**Task statement**
In the data below, locate each line with the word "Апатиты" and list it.

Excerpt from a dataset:
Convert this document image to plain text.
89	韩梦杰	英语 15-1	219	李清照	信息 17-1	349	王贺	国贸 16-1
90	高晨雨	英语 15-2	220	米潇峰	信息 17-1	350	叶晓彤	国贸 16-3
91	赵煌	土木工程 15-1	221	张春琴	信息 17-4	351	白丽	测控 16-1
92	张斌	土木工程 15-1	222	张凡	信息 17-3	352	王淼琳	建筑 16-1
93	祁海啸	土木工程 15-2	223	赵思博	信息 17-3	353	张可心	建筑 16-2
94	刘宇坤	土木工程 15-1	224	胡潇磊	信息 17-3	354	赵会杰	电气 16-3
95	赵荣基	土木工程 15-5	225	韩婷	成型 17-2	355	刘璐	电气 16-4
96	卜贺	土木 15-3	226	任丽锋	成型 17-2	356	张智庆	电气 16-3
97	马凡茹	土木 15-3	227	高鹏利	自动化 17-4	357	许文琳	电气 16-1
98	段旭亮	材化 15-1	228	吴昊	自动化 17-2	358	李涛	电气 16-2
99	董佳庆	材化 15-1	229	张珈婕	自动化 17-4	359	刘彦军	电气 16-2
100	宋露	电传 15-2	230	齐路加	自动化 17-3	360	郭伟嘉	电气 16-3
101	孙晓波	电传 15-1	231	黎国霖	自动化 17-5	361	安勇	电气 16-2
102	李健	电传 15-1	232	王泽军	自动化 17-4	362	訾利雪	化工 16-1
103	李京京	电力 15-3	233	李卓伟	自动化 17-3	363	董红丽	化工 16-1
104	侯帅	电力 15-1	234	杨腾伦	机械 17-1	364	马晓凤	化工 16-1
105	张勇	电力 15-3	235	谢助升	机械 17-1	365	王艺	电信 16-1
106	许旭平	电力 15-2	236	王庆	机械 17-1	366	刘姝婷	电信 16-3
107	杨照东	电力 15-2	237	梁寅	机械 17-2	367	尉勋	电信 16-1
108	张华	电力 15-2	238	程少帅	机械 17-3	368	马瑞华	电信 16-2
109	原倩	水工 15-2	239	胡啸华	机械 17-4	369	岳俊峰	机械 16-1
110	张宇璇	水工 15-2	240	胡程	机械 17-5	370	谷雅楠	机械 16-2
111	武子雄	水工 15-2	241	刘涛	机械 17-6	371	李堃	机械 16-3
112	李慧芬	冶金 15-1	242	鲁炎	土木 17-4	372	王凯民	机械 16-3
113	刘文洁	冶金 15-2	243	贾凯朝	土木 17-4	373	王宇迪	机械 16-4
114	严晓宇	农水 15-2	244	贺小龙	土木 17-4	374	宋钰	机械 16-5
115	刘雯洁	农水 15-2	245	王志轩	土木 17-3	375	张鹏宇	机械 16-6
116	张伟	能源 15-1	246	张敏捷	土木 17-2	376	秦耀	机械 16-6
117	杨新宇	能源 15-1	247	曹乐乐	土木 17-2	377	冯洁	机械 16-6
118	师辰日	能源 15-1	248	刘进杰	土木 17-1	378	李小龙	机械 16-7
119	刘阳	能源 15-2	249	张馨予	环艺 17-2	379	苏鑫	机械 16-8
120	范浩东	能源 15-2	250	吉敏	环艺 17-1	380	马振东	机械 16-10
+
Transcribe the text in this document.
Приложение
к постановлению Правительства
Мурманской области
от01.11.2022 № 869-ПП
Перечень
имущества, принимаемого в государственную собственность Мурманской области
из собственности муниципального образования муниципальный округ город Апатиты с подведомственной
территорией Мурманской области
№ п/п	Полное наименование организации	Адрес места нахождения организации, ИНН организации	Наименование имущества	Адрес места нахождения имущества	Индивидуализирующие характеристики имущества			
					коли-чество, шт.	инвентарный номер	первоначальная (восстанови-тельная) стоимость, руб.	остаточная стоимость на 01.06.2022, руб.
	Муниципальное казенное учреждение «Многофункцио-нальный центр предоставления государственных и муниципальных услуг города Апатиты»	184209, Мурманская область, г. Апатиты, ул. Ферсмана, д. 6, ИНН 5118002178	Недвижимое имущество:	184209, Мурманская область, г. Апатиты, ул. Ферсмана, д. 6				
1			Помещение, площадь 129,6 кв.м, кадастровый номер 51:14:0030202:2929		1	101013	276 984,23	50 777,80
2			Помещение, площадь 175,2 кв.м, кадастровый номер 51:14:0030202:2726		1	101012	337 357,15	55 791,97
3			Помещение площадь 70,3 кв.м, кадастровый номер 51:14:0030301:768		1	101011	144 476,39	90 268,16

**Full output**
из собственности муниципального образования муниципальный округ город Апатиты с подведомственной
	Муниципальное казенное учреждение «Многофункцио-нальный центр предоставления государственных и муниципальных услуг города Апатиты»	184209, Мурманская область, г. Апатиты, ул. Ферсмана, д. 6, ИНН 5118002178	Недвижимое имущество:	184209, Мурманская область, г. Апатиты, ул. Ферсмана, д. 6				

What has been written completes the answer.